• **Stored items**:
--

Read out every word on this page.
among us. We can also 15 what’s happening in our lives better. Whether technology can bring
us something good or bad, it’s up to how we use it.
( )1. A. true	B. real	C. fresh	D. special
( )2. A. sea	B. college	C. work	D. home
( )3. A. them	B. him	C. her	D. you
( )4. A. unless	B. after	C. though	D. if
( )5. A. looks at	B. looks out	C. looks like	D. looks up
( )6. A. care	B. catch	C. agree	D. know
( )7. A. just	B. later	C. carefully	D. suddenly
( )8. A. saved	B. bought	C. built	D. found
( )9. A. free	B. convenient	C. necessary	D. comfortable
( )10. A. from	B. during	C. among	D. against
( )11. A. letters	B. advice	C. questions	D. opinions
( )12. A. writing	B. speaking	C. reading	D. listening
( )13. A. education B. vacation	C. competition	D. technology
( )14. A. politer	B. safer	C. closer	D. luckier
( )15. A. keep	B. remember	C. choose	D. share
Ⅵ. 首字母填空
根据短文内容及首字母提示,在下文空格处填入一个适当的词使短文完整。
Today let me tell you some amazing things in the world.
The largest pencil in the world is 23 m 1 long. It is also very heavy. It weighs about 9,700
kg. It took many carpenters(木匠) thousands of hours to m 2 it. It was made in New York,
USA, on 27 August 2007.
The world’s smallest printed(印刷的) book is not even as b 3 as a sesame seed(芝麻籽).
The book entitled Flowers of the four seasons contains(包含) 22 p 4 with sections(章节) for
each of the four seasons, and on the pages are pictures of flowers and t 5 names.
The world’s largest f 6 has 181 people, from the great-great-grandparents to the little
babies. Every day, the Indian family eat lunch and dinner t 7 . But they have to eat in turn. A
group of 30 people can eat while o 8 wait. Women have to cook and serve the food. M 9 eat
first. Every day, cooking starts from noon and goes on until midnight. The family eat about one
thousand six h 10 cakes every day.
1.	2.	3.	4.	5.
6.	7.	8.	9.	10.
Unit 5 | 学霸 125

--

• **EXERCISE BRIEF**: Reproduce all of the records exactly.

• **RESPONSE**:
Read out every word on this page.
among us. We can also 15 what’s happening in our lives better. Whether technology can bring
us something good or bad, it’s up to how we use it.
( )1. A. true	B. real	C. fresh	D. special
( )2. A. sea	B. college	C. work	D. home
( )3. A. them	B. him	C. her	D. you
( )4. A. unless	B. after	C. though	D. if
( )5. A. looks at	B. looks out	C. looks like	D. looks up
( )6. A. care	B. catch	C. agree	D. know
( )7. A. just	B. later	C. carefully	D. suddenly
( )8. A. saved	B. bought	C. built	D. found
( )9. A. free	B. convenient	C. necessary	D. comfortable
( )10. A. from	B. during	C. among	D. against
( )11. A. letters	B. advice	C. questions	D. opinions
( )12. A. writing	B. speaking	C. reading	D. listening
( )13. A. education B. vacation	C. competition	D. technology
( )14. A. politer	B. safer	C. closer	D. luckier
( )15. A. keep	B. remember	C. choose	D. share
Ⅵ. 首字母填空
根据短文内容及首字母提示,在下文空格处填入一个适当的词使短文完整。
Today let me tell you some amazing things in the world.
The largest pencil in the world is 23 m 1 long. It is also very heavy. It weighs about 9,700
kg. It took many carpenters(木匠) thousands of hours to m 2 it. It was made in New York,
USA, on 27 August 2007.
The world’s smallest printed(印刷的) book is not even as b 3 as a sesame seed(芝麻籽).
The book entitled Flowers of the four seasons contains(包含) 22 p 4 with sections(章节) for
each of the four seasons, and on the pages are pictures of flowers and t 5 names.
The world’s largest f 6 has 181 people, from the great-great-grandparents to the little
babies. Every day, the Indian family eat lunch and dinner t 7 . But they have to eat in turn. A
group of 30 people can eat while o 8 wait. Women have to cook and serve the food. M 9 eat
first. Every day, cooking starts from noon and goes on until midnight. The family eat about one
thousand six h 10 cakes every day.
1.	2.	3.	4.	5.
6.	7.	8.	9.	10.
Unit 5 | 学霸 125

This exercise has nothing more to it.